* start *
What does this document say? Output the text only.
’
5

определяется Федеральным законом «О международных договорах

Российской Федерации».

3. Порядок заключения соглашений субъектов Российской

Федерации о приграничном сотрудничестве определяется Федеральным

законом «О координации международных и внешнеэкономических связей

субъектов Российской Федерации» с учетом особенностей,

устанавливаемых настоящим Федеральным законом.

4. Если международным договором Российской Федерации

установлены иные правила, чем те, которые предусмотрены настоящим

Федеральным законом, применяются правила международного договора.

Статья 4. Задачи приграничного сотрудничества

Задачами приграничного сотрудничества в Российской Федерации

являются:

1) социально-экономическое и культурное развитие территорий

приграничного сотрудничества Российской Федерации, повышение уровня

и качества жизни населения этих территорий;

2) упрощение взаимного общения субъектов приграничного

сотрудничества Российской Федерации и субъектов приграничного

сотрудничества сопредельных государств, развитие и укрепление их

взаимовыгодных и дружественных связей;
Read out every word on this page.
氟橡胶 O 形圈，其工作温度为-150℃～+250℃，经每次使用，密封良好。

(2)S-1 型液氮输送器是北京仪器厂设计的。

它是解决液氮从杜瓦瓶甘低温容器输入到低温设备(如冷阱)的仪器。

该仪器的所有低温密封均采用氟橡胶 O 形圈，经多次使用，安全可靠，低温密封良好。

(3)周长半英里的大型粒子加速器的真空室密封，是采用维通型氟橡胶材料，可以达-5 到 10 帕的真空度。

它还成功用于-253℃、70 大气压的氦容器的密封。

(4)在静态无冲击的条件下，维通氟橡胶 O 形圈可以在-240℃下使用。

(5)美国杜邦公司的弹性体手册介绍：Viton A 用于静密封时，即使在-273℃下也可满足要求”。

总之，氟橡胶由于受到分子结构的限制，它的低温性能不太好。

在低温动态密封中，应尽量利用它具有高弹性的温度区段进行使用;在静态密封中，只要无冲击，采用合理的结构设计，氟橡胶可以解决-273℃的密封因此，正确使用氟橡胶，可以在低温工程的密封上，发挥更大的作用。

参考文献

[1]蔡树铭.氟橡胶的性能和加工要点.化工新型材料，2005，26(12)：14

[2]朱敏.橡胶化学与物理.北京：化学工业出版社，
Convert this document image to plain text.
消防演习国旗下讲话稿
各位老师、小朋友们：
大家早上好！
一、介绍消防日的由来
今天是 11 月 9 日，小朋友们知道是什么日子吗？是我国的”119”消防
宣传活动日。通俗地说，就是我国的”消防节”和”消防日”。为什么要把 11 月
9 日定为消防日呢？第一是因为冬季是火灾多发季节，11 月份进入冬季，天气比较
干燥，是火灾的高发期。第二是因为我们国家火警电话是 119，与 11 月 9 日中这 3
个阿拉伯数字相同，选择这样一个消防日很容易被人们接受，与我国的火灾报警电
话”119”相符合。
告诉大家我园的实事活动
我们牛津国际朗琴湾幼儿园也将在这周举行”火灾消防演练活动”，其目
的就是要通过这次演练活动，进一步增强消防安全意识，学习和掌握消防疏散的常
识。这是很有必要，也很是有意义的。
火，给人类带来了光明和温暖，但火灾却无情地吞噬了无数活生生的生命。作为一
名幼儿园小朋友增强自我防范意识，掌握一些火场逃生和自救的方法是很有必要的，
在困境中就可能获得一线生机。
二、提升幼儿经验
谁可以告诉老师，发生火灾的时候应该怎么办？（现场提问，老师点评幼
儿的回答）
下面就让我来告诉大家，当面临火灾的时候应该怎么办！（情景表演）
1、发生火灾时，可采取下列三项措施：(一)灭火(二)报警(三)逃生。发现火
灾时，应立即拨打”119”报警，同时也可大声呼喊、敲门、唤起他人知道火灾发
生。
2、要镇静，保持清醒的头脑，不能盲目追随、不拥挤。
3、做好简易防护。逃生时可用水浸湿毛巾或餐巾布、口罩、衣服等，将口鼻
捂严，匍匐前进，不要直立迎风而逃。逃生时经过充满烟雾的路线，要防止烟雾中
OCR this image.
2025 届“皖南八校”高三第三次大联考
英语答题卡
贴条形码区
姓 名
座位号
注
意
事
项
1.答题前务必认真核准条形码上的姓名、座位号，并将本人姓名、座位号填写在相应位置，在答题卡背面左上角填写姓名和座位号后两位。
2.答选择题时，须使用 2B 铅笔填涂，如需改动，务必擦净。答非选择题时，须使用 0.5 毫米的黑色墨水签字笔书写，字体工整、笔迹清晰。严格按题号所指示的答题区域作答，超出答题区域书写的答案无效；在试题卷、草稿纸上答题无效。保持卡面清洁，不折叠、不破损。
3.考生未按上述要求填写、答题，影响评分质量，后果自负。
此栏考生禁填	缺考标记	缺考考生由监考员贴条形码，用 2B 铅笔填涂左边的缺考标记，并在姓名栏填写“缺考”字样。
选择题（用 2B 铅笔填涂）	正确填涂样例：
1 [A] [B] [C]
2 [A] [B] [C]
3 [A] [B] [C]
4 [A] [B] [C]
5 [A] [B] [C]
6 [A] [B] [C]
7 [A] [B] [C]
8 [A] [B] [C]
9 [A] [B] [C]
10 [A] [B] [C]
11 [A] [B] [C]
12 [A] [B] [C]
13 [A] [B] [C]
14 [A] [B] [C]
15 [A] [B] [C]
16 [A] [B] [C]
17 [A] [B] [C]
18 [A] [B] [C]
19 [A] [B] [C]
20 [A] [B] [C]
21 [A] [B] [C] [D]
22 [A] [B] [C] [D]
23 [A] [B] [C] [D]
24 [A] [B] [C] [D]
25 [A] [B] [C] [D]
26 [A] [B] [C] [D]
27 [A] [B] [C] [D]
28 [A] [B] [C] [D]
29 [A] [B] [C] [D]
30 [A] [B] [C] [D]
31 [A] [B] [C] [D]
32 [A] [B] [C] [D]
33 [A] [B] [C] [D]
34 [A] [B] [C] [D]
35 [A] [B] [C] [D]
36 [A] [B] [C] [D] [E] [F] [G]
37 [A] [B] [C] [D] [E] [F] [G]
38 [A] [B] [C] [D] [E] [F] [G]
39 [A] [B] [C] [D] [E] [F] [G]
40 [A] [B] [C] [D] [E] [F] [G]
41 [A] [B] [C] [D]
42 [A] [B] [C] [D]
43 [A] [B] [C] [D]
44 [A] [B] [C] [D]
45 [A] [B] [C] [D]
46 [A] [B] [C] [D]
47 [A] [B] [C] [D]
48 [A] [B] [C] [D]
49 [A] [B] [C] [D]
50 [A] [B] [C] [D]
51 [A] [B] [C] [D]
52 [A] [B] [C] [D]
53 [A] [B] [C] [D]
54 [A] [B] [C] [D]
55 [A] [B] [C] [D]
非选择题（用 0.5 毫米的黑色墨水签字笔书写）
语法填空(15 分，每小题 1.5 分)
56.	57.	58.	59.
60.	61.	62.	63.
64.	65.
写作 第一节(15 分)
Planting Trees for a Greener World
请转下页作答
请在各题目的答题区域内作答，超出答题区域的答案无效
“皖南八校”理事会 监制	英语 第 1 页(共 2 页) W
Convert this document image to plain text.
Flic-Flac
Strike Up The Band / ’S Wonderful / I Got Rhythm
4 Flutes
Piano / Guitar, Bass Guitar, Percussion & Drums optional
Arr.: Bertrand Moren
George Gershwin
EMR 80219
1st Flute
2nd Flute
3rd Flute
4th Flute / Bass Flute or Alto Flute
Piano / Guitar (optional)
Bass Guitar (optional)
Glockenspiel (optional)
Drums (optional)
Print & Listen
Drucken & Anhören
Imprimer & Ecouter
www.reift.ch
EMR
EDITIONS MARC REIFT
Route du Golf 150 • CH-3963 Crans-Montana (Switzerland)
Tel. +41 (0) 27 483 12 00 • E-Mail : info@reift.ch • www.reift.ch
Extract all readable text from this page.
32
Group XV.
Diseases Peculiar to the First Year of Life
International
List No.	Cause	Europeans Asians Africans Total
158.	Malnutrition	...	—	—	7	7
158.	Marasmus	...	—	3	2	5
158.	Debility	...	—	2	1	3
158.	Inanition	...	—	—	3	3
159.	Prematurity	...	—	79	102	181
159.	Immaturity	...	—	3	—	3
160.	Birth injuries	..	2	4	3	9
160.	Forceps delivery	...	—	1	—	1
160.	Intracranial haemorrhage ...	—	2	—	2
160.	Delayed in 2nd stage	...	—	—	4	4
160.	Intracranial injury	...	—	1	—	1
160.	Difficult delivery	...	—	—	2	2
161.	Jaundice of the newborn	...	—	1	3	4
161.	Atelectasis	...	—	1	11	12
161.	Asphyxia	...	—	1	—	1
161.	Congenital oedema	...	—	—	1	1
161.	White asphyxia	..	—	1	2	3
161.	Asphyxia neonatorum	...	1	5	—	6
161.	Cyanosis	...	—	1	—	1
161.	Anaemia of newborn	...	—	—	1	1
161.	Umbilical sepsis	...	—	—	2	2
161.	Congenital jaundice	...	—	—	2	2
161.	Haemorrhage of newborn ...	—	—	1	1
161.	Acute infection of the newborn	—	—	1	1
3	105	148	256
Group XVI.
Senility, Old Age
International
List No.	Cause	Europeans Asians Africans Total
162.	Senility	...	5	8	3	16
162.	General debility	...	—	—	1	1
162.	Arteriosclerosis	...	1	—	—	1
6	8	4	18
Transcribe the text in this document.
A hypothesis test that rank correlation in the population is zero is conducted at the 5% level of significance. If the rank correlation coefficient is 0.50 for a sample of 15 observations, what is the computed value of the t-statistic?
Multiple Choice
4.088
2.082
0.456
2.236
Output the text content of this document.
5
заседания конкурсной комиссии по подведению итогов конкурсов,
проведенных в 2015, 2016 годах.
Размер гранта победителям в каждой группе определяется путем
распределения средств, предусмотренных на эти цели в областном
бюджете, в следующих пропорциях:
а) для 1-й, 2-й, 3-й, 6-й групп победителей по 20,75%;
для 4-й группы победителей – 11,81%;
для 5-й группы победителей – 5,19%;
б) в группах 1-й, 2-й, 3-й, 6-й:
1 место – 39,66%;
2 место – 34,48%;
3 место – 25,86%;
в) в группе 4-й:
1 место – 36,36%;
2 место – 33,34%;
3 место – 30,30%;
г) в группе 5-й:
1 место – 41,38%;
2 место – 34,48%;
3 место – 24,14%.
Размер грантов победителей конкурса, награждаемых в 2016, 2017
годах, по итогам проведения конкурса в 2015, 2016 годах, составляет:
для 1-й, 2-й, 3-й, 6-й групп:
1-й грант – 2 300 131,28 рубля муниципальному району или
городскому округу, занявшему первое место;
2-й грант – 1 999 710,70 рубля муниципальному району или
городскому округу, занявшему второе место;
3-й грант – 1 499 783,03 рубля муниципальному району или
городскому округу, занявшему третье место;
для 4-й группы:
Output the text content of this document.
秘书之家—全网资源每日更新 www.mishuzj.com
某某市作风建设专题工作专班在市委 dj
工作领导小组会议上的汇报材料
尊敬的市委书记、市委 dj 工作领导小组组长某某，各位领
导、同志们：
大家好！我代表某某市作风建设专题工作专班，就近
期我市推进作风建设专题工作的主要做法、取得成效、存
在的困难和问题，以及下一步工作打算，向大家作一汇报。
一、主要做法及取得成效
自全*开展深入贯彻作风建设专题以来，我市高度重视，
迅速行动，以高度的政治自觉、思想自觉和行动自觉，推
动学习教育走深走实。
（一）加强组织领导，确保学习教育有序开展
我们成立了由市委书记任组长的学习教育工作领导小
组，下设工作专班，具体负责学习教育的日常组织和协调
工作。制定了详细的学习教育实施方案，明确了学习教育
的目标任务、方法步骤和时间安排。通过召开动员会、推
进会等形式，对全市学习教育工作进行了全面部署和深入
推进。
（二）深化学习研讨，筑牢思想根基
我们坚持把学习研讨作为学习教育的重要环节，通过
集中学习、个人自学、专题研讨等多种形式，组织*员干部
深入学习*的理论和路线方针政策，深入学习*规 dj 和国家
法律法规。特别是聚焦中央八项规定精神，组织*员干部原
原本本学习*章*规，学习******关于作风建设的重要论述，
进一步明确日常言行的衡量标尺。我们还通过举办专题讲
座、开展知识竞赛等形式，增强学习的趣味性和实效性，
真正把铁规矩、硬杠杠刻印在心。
* end *
Go through the material above and count the lines that include "Intracranial". Give the number alone.

> FINAL ANSWER: 2